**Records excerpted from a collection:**
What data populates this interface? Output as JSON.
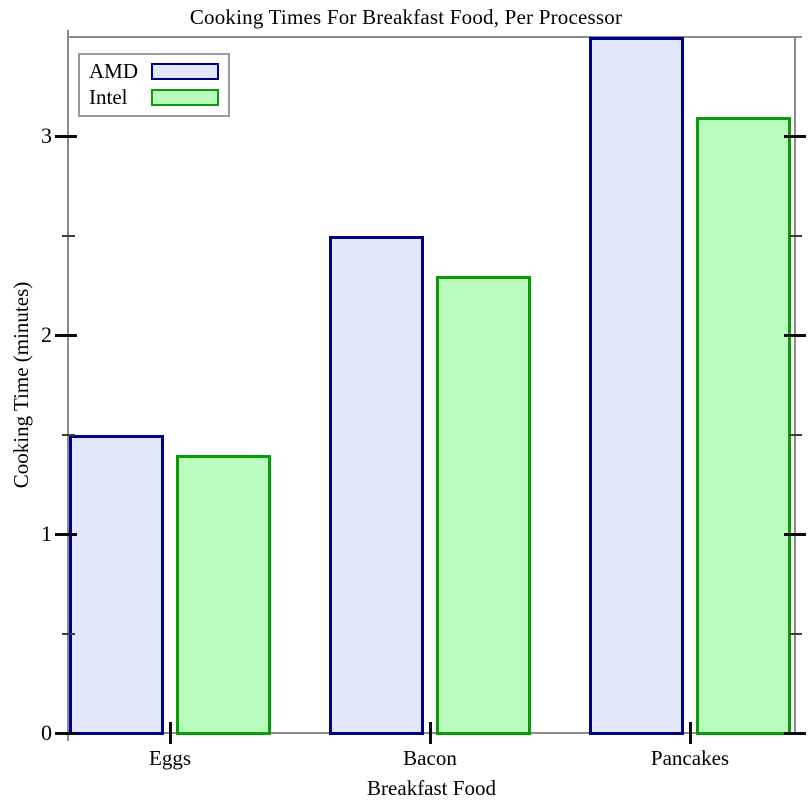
{
  "chart_data": {
    "type": "bar",
    "title": "Cooking Times For Breakfast Food, Per Processor",
    "xlabel": "Breakfast Food",
    "ylabel": "Cooking Time (minutes)",
    "categories": [
      "Eggs",
      "Bacon",
      "Pancakes"
    ],
    "series": [
      {
        "name": "AMD",
        "values": [
          1.5,
          2.5,
          3.5
        ],
        "fill": "#e2e7fa",
        "border": "#00008b"
      },
      {
        "name": "Intel",
        "values": [
          1.4,
          2.3,
          3.1
        ],
        "fill": "#b9fcbd",
        "border": "#0a9a0a"
      }
    ],
    "ylim": [
      0,
      3.5
    ],
    "yticks_major": [
      0,
      1,
      2,
      3
    ],
    "yticks_minor": [
      0.5,
      1.5,
      2.5
    ],
    "grid": false,
    "legend_position": "top-left"
  },
  "colors": {
    "axis_frame": "#8a8a8a",
    "major_tick": "#0a0a0a",
    "minor_tick": "#3d3d3d",
    "legend_border": "#9a9a9a",
    "background": "#ffffff"
  }
}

**What the exercise asks:**
List all lines from the entries that include the word "Food".

**Final result:**
    "title": "Cooking Times For Breakfast Food, Per Processor",
    "xlabel": "Breakfast Food",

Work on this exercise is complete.